(EXERCISE INPUTS):

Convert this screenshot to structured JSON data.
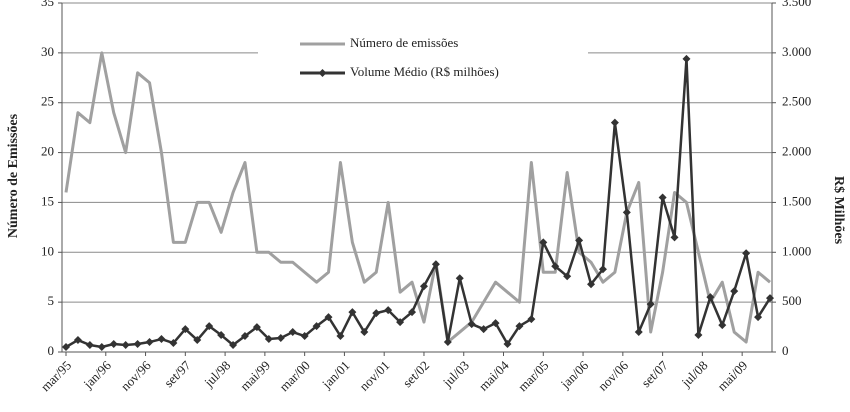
{
  "chart_data": {
    "type": "line",
    "ylabel": "Número de Emissões",
    "y2label": "R$ Milhões",
    "x": [
      0,
      3,
      6,
      9,
      12,
      15,
      18,
      21,
      24,
      27,
      30,
      33,
      36,
      39,
      42,
      45,
      48,
      51,
      54,
      57,
      60,
      63,
      66,
      69,
      72,
      75,
      78,
      81,
      84,
      87,
      90,
      93,
      96,
      99,
      102,
      105,
      108,
      111,
      114,
      117,
      120,
      123,
      126,
      129,
      132,
      135,
      138,
      141,
      144,
      147,
      150,
      153,
      156,
      159,
      162,
      165,
      168,
      171,
      174,
      177
    ],
    "xlim": [
      0,
      177
    ],
    "xticks": [
      {
        "value": 0,
        "label": "mar/95"
      },
      {
        "value": 10,
        "label": "jan/96"
      },
      {
        "value": 20,
        "label": "nov/96"
      },
      {
        "value": 30,
        "label": "set/97"
      },
      {
        "value": 40,
        "label": "jul/98"
      },
      {
        "value": 50,
        "label": "mai/99"
      },
      {
        "value": 60,
        "label": "mar/00"
      },
      {
        "value": 70,
        "label": "jan/01"
      },
      {
        "value": 80,
        "label": "nov/01"
      },
      {
        "value": 90,
        "label": "set/02"
      },
      {
        "value": 100,
        "label": "jul/03"
      },
      {
        "value": 110,
        "label": "mai/04"
      },
      {
        "value": 120,
        "label": "mar/05"
      },
      {
        "value": 130,
        "label": "jan/06"
      },
      {
        "value": 140,
        "label": "nov/06"
      },
      {
        "value": 150,
        "label": "set/07"
      },
      {
        "value": 160,
        "label": "jul/08"
      },
      {
        "value": 170,
        "label": "mai/09"
      }
    ],
    "ylim": [
      0,
      35
    ],
    "yticks": [
      0,
      5,
      10,
      15,
      20,
      25,
      30,
      35
    ],
    "y2lim": [
      0,
      3500
    ],
    "y2ticks": [
      0,
      500,
      {
        "value": 1000,
        "label": "1.000"
      },
      {
        "value": 1500,
        "label": "1.500"
      },
      {
        "value": 2000,
        "label": "2.000"
      },
      {
        "value": 2500,
        "label": "2.500"
      },
      {
        "value": 3000,
        "label": "3.000"
      },
      {
        "value": 3500,
        "label": "3.500"
      }
    ],
    "grid": true,
    "series": [
      {
        "name": "Número de emissões",
        "color": "#a0a0a0",
        "axis": "y",
        "markers": false,
        "values": [
          16,
          24,
          23,
          30,
          24,
          20,
          28,
          27,
          20,
          11,
          11,
          15,
          15,
          12,
          16,
          19,
          10,
          10,
          9,
          9,
          8,
          7,
          8,
          19,
          11,
          7,
          8,
          15,
          6,
          7,
          3,
          9,
          1,
          2,
          3,
          5,
          7,
          6,
          5,
          19,
          8,
          8,
          18,
          10,
          9,
          7,
          8,
          14,
          17,
          2,
          8,
          16,
          15,
          10,
          5,
          7,
          2,
          1,
          8,
          7
        ]
      },
      {
        "name": "Volume Médio (R$ milhões)",
        "color": "#333333",
        "axis": "y2",
        "markers": true,
        "values": [
          50,
          120,
          70,
          50,
          80,
          70,
          80,
          100,
          130,
          90,
          230,
          120,
          260,
          170,
          70,
          160,
          250,
          130,
          140,
          200,
          160,
          260,
          350,
          160,
          400,
          200,
          390,
          420,
          300,
          400,
          660,
          880,
          100,
          740,
          280,
          230,
          290,
          80,
          260,
          330,
          1100,
          860,
          760,
          1120,
          680,
          830,
          2300,
          1400,
          200,
          480,
          1550,
          1150,
          2940,
          170,
          550,
          270,
          610,
          990,
          350,
          540
        ]
      }
    ]
  }
}
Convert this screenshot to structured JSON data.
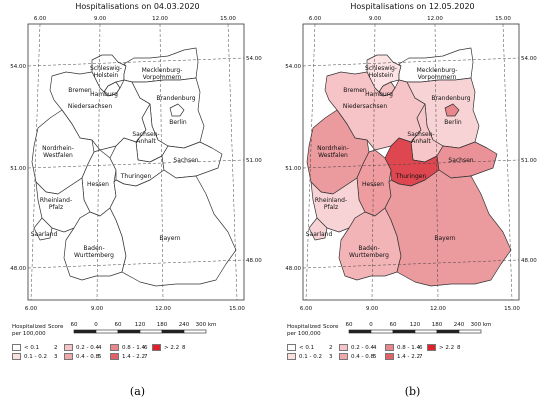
{
  "panels": [
    {
      "title": "Hospitalisations on 04.03.2020",
      "caption": "(a)",
      "state_colors": {
        "SH": "#ffffff",
        "MV": "#ffffff",
        "HH": "#ffffff",
        "HB": "#ffffff",
        "NI": "#ffffff",
        "BB": "#ffffff",
        "BE": "#ffffff",
        "ST": "#ffffff",
        "NW": "#ffffff",
        "HE": "#ffffff",
        "TH": "#ffffff",
        "SN": "#ffffff",
        "RP": "#ffffff",
        "SL": "#ffffff",
        "BW": "#ffffff",
        "BY": "#ffffff"
      }
    },
    {
      "title": "Hospitalisations on 12.05.2020",
      "caption": "(b)",
      "state_colors": {
        "SH": "#fde3e3",
        "MV": "#ffffff",
        "HH": "#f5c0c2",
        "HB": "#e8868a",
        "NI": "#f6c4c6",
        "BB": "#f8d3d5",
        "BE": "#e7878b",
        "ST": "#f6c6c8",
        "NW": "#eb9a9e",
        "HE": "#ee9ca0",
        "TH": "#de4750",
        "SN": "#ea9297",
        "RP": "#f8d3d5",
        "SL": "#f8d3d5",
        "BW": "#f2b4b7",
        "BY": "#eb9a9e"
      }
    }
  ],
  "state_labels": {
    "SH": "Schleswig-\nHolstein",
    "MV": "Mecklenburg-\nVorpommern",
    "HH": "Hamburg",
    "HB": "Bremen",
    "NI": "Niedersachsen",
    "BB": "Brandenburg",
    "BE": "Berlin",
    "ST": "Sachsen-\nAnhalt",
    "NW": "Nordrhein-\nWestfalen",
    "HE": "Hessen",
    "TH": "Thuringen",
    "SN": "Sachsen",
    "RP": "Rheinland-\nPfalz",
    "SL": "Saarland",
    "BW": "Baden-\nWurttemberg",
    "BY": "Bayern"
  },
  "coords": {
    "top": [
      "6.00",
      "9.00",
      "12.00",
      "15.00"
    ],
    "bottom": [
      "6.00",
      "9.00",
      "12.00",
      "15.00"
    ],
    "left": [
      "54.00",
      "51.00",
      "48.00"
    ],
    "right": [
      "54.00",
      "51.00",
      "48.00"
    ]
  },
  "legend": {
    "head": "Hospitalized\nper 100,000",
    "score_head": "Score",
    "items": [
      {
        "range": "< 0.1",
        "score": "2",
        "color": "#ffffff"
      },
      {
        "range": "0.1 - 0.2",
        "score": "3",
        "color": "#fbe0e0"
      },
      {
        "range": "0.2 - 0.4",
        "score": "4",
        "color": "#f6c4c6"
      },
      {
        "range": "0.4 - 0.8",
        "score": "5",
        "color": "#f0a8ab"
      },
      {
        "range": "0.8 - 1.4",
        "score": "6",
        "color": "#e9868b"
      },
      {
        "range": "1.4 - 2.2",
        "score": "7",
        "color": "#e36066"
      },
      {
        "range": "> 2.2",
        "score": "8",
        "color": "#e0202a"
      }
    ]
  },
  "scalebar": {
    "labels": [
      "60",
      "0",
      "60",
      "120",
      "180",
      "240",
      "300 km"
    ]
  }
}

(GIVEN INSTRUCTION): Tally the lines of the material above that contain the word "Hospitalisations" and report the total alone.

(WRITTEN RESPONSE): 2